Reproduce the listing word for word, leaving every picture behind.

**** PROVIDED DATA ****

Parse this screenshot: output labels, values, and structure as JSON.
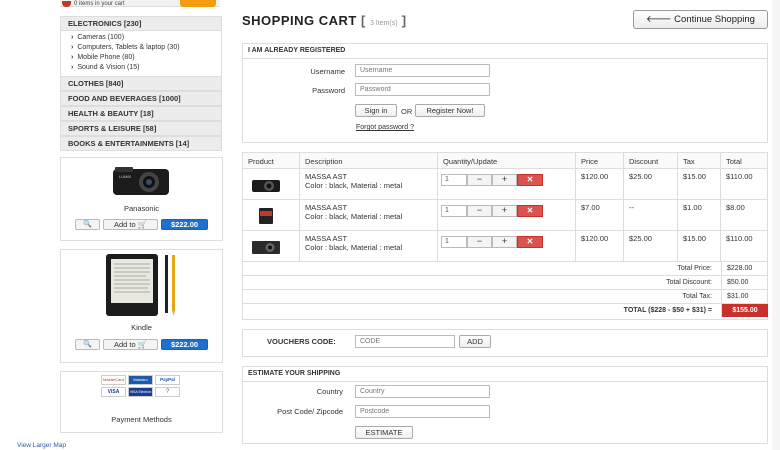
{
  "topbar": {
    "cart_text": "0 items in your cart"
  },
  "sidebar": {
    "categories": [
      {
        "label": "ELECTRONICS [230]",
        "sub": [
          "Cameras (100)",
          "Computers, Tablets & laptop (30)",
          "Mobile Phone (80)",
          "Sound & Vision (15)"
        ]
      },
      {
        "label": "CLOTHES [840]"
      },
      {
        "label": "FOOD AND BEVERAGES [1000]"
      },
      {
        "label": "HEALTH & BEAUTY [18]"
      },
      {
        "label": "SPORTS & LEISURE [58]"
      },
      {
        "label": "BOOKS & ENTERTAINMENTS [14]"
      }
    ],
    "products": [
      {
        "name": "Panasonic",
        "zoom_label": "🔍",
        "add_label": "Add to 🛒",
        "price": "$222.00"
      },
      {
        "name": "Kindle",
        "zoom_label": "🔍",
        "add_label": "Add to 🛒",
        "price": "$222.00"
      }
    ],
    "payment": {
      "label": "Payment Methods",
      "cards": [
        "MasterCard",
        "Maestro",
        "PayPal",
        "VISA",
        "VISA Electron",
        "?"
      ]
    },
    "map_link": "View Larger Map"
  },
  "main": {
    "title": "SHOPPING CART",
    "item_count": "3 Item(s)",
    "continue_label": "Continue Shopping",
    "continue_icon": "arrow-left-icon",
    "login": {
      "heading": "I AM ALREADY REGISTERED",
      "username_label": "Username",
      "username_placeholder": "Username",
      "password_label": "Password",
      "password_placeholder": "Password",
      "signin_label": "Sign in",
      "or_label": "OR",
      "register_label": "Register Now!",
      "forgot_label": "Forgot password ?"
    },
    "cart": {
      "headers": [
        "Product",
        "Description",
        "Quantity/Update",
        "Price",
        "Discount",
        "Tax",
        "Total"
      ],
      "rows": [
        {
          "title": "MASSA AST",
          "detail": "Color : black, Material : metal",
          "qty": "1",
          "price": "$120.00",
          "discount": "$25.00",
          "tax": "$15.00",
          "total": "$110.00"
        },
        {
          "title": "MASSA AST",
          "detail": "Color : black, Material : metal",
          "qty": "1",
          "price": "$7.00",
          "discount": "--",
          "tax": "$1.00",
          "total": "$8.00"
        },
        {
          "title": "MASSA AST",
          "detail": "Color : black, Material : metal",
          "qty": "1",
          "price": "$120.00",
          "discount": "$25.00",
          "tax": "$15.00",
          "total": "$110.00"
        }
      ],
      "qty_minus": "−",
      "qty_plus": "+",
      "qty_remove": "✕",
      "summary": [
        {
          "label": "Total Price:",
          "value": "$228.00"
        },
        {
          "label": "Total Discount:",
          "value": "$50.00"
        },
        {
          "label": "Total Tax:",
          "value": "$31.00"
        }
      ],
      "grand": {
        "label": "TOTAL ($228 - $50 + $31) =",
        "value": "$155.00"
      }
    },
    "voucher": {
      "label": "VOUCHERS CODE:",
      "placeholder": "CODE",
      "button": "ADD"
    },
    "shipping": {
      "heading": "ESTIMATE YOUR SHIPPING",
      "country_label": "Country",
      "country_placeholder": "Country",
      "postcode_label": "Post Code/ Zipcode",
      "postcode_placeholder": "Postcode",
      "button": "ESTIMATE"
    }
  }
}
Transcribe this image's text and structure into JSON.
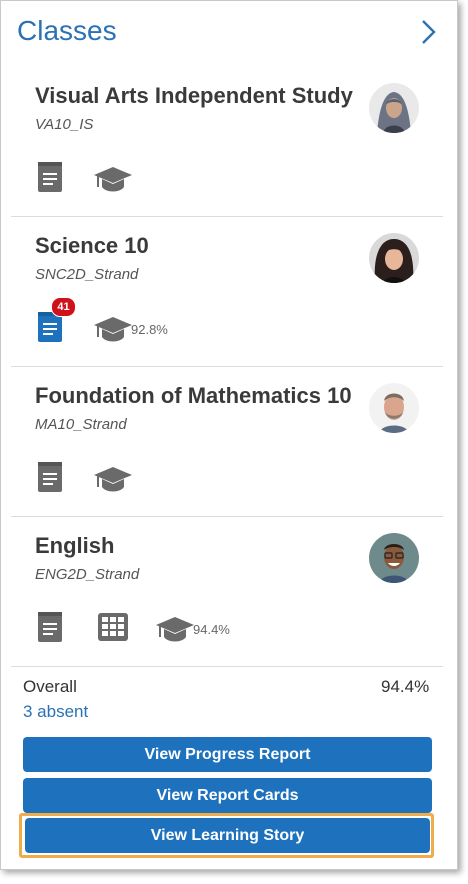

****

→ EXERCISE ANSWER:
Parse this screenshot: output labels, values, and structure as JSON.
{
  "topbar": {
    "cart_text": "0 items in your cart"
  },
  "sidebar": {
    "categories": [
      {
        "label": "ELECTRONICS [230]",
        "sub": [
          "Cameras (100)",
          "Computers, Tablets & laptop (30)",
          "Mobile Phone (80)",
          "Sound & Vision (15)"
        ]
      },
      {
        "label": "CLOTHES [840]"
      },
      {
        "label": "FOOD AND BEVERAGES [1000]"
      },
      {
        "label": "HEALTH & BEAUTY [18]"
      },
      {
        "label": "SPORTS & LEISURE [58]"
      },
      {
        "label": "BOOKS & ENTERTAINMENTS [14]"
      }
    ],
    "products": [
      {
        "name": "Panasonic",
        "zoom_label": "🔍",
        "add_label": "Add to 🛒",
        "price": "$222.00"
      },
      {
        "name": "Kindle",
        "zoom_label": "🔍",
        "add_label": "Add to 🛒",
        "price": "$222.00"
      }
    ],
    "payment": {
      "label": "Payment Methods",
      "cards": [
        "MasterCard",
        "Maestro",
        "PayPal",
        "VISA",
        "VISA Electron",
        "?"
      ]
    },
    "map_link": "View Larger Map"
  },
  "main": {
    "title": "SHOPPING CART",
    "item_count": "3 Item(s)",
    "continue_label": "Continue Shopping",
    "continue_icon": "arrow-left-icon",
    "login": {
      "heading": "I AM ALREADY REGISTERED",
      "username_label": "Username",
      "username_placeholder": "Username",
      "password_label": "Password",
      "password_placeholder": "Password",
      "signin_label": "Sign in",
      "or_label": "OR",
      "register_label": "Register Now!",
      "forgot_label": "Forgot password ?"
    },
    "cart": {
      "headers": [
        "Product",
        "Description",
        "Quantity/Update",
        "Price",
        "Discount",
        "Tax",
        "Total"
      ],
      "rows": [
        {
          "title": "MASSA AST",
          "detail": "Color : black, Material : metal",
          "qty": "1",
          "price": "$120.00",
          "discount": "$25.00",
          "tax": "$15.00",
          "total": "$110.00"
        },
        {
          "title": "MASSA AST",
          "detail": "Color : black, Material : metal",
          "qty": "1",
          "price": "$7.00",
          "discount": "--",
          "tax": "$1.00",
          "total": "$8.00"
        },
        {
          "title": "MASSA AST",
          "detail": "Color : black, Material : metal",
          "qty": "1",
          "price": "$120.00",
          "discount": "$25.00",
          "tax": "$15.00",
          "total": "$110.00"
        }
      ],
      "qty_minus": "−",
      "qty_plus": "+",
      "qty_remove": "✕",
      "summary": [
        {
          "label": "Total Price:",
          "value": "$228.00"
        },
        {
          "label": "Total Discount:",
          "value": "$50.00"
        },
        {
          "label": "Total Tax:",
          "value": "$31.00"
        }
      ],
      "grand": {
        "label": "TOTAL ($228 - $50 + $31) =",
        "value": "$155.00"
      }
    },
    "voucher": {
      "label": "VOUCHERS CODE:",
      "placeholder": "CODE",
      "button": "ADD"
    },
    "shipping": {
      "heading": "ESTIMATE YOUR SHIPPING",
      "country_label": "Country",
      "country_placeholder": "Country",
      "postcode_label": "Post Code/ Zipcode",
      "postcode_placeholder": "Postcode",
      "button": "ESTIMATE"
    }
  }
}
Transcribe this image's text and structure into JSON.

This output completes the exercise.